> [REQUIRED TASK] Lines before the one containing "Give me the" are excluded; reproduce that line and all lines after it in the entries below, exactly.

## START TASK INPUTS

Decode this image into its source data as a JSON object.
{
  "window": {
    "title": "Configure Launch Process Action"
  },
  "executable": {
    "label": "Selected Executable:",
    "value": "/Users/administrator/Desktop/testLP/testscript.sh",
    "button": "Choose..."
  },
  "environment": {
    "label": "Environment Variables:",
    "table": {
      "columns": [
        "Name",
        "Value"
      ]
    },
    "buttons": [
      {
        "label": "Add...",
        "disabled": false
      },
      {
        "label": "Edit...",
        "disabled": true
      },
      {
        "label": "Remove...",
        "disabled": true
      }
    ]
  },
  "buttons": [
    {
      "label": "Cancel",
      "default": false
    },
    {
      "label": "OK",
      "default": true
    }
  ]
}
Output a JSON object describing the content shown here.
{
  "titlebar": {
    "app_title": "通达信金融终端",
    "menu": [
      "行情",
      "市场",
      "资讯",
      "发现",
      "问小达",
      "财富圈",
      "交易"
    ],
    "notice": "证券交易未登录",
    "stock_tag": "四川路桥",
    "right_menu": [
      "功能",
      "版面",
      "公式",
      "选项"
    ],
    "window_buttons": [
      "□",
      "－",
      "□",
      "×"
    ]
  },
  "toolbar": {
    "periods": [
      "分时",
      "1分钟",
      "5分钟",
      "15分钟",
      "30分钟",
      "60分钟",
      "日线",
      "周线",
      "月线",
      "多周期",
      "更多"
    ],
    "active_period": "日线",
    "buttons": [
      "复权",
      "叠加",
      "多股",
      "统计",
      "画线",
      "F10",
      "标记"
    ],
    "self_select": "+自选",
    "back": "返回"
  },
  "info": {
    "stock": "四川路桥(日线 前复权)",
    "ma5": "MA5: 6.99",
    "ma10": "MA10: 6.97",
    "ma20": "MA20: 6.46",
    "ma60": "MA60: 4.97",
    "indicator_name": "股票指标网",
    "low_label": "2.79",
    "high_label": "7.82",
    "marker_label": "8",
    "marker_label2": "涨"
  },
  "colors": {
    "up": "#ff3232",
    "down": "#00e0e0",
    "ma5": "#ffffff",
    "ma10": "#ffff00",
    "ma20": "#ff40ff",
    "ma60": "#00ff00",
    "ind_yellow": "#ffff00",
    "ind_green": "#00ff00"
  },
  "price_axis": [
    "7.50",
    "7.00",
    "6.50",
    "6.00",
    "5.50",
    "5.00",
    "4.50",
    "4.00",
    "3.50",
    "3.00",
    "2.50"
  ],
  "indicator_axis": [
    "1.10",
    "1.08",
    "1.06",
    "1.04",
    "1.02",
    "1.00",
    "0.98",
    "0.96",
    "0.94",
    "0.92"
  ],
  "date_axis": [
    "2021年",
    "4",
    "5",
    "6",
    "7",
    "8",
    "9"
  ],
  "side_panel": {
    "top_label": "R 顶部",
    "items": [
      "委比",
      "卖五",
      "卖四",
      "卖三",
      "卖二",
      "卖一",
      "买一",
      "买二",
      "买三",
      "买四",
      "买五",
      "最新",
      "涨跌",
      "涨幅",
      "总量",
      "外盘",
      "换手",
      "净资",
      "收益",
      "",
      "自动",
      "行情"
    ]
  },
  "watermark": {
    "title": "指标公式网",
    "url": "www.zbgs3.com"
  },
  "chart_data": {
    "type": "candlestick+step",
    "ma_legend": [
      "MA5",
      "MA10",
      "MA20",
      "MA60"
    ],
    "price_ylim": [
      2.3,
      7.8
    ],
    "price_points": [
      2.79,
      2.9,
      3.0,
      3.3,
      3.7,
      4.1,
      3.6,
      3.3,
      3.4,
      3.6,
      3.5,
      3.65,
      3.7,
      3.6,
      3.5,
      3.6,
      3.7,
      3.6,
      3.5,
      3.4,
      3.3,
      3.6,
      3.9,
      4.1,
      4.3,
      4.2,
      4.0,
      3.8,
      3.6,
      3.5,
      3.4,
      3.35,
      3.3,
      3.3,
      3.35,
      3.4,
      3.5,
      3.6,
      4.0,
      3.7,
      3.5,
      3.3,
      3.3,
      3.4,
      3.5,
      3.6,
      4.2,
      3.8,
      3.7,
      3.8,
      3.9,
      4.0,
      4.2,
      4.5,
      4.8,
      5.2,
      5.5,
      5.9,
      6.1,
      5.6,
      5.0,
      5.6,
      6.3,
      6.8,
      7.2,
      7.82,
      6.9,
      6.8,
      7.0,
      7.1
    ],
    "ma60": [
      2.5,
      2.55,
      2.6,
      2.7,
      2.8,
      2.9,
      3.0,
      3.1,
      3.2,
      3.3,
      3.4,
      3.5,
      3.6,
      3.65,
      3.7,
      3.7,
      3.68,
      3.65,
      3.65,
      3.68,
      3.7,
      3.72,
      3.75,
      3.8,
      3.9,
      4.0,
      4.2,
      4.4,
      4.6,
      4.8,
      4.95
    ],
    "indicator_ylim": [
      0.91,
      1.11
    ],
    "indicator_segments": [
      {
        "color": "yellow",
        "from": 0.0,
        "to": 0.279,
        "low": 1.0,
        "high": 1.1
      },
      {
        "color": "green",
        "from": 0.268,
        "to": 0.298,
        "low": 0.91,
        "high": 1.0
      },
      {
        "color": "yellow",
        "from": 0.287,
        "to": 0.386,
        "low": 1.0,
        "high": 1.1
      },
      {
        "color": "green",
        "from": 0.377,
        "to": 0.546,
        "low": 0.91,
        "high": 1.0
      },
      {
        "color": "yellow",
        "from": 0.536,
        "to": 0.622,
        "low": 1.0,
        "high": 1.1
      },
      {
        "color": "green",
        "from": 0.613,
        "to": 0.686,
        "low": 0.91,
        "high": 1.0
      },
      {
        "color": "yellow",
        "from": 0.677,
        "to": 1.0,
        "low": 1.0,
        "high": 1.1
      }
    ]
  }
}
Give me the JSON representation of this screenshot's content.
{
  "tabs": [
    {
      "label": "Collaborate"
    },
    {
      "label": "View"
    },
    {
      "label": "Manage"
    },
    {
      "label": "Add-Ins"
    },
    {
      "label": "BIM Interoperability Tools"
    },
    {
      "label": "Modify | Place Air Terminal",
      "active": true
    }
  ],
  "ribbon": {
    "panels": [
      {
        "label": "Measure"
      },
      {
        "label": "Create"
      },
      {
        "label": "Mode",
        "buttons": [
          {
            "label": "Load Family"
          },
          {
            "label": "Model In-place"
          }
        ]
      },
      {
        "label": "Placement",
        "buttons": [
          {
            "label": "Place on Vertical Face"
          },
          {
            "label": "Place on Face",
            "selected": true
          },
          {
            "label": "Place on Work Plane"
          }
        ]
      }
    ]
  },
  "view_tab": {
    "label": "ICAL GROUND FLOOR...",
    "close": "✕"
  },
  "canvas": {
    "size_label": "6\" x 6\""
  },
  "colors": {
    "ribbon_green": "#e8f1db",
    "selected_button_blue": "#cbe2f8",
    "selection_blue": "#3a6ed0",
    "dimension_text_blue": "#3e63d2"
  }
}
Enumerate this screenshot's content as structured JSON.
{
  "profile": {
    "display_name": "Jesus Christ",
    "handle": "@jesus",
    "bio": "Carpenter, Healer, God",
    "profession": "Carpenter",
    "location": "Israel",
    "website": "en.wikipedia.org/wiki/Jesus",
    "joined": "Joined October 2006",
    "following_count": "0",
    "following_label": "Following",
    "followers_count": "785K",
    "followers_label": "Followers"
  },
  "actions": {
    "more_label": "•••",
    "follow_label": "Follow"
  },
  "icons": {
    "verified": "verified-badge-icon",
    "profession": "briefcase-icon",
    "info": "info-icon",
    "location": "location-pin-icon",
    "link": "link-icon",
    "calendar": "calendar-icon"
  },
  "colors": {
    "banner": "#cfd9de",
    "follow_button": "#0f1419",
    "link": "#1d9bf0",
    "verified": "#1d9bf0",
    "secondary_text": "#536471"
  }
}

## END TASK INPUTS

> [RESPONSE]
Give me the JSON representation of this screenshot's content.
{
  "tabs": [
    {
      "label": "Collaborate"
    },
    {
      "label": "View"
    },
    {
      "label": "Manage"
    },
    {
      "label": "Add-Ins"
    },
    {
      "label": "BIM Interoperability Tools"
    },
    {
      "label": "Modify | Place Air Terminal",
      "active": true
    }
  ],
  "ribbon": {
    "panels": [
      {
        "label": "Measure"
      },
      {
        "label": "Create"
      },
      {
        "label": "Mode",
        "buttons": [
          {
            "label": "Load Family"
          },
          {
            "label": "Model In-place"
          }
        ]
      },
      {
        "label": "Placement",
        "buttons": [
          {
            "label": "Place on Vertical Face"
          },
          {
            "label": "Place on Face",
            "selected": true
          },
          {
            "label": "Place on Work Plane"
          }
        ]
      }
    ]
  },
  "view_tab": {
    "label": "ICAL GROUND FLOOR...",
    "close": "✕"
  },
  "canvas": {
    "size_label": "6\" x 6\""
  },
  "colors": {
    "ribbon_green": "#e8f1db",
    "selected_button_blue": "#cbe2f8",
    "selection_blue": "#3a6ed0",
    "dimension_text_blue": "#3e63d2"
  }
}
Enumerate this screenshot's content as structured JSON.
{
  "profile": {
    "display_name": "Jesus Christ",
    "handle": "@jesus",
    "bio": "Carpenter, Healer, God",
    "profession": "Carpenter",
    "location": "Israel",
    "website": "en.wikipedia.org/wiki/Jesus",
    "joined": "Joined October 2006",
    "following_count": "0",
    "following_label": "Following",
    "followers_count": "785K",
    "followers_label": "Followers"
  },
  "actions": {
    "more_label": "•••",
    "follow_label": "Follow"
  },
  "icons": {
    "verified": "verified-badge-icon",
    "profession": "briefcase-icon",
    "info": "info-icon",
    "location": "location-pin-icon",
    "link": "link-icon",
    "calendar": "calendar-icon"
  },
  "colors": {
    "banner": "#cfd9de",
    "follow_button": "#0f1419",
    "link": "#1d9bf0",
    "verified": "#1d9bf0",
    "secondary_text": "#536471"
  }
}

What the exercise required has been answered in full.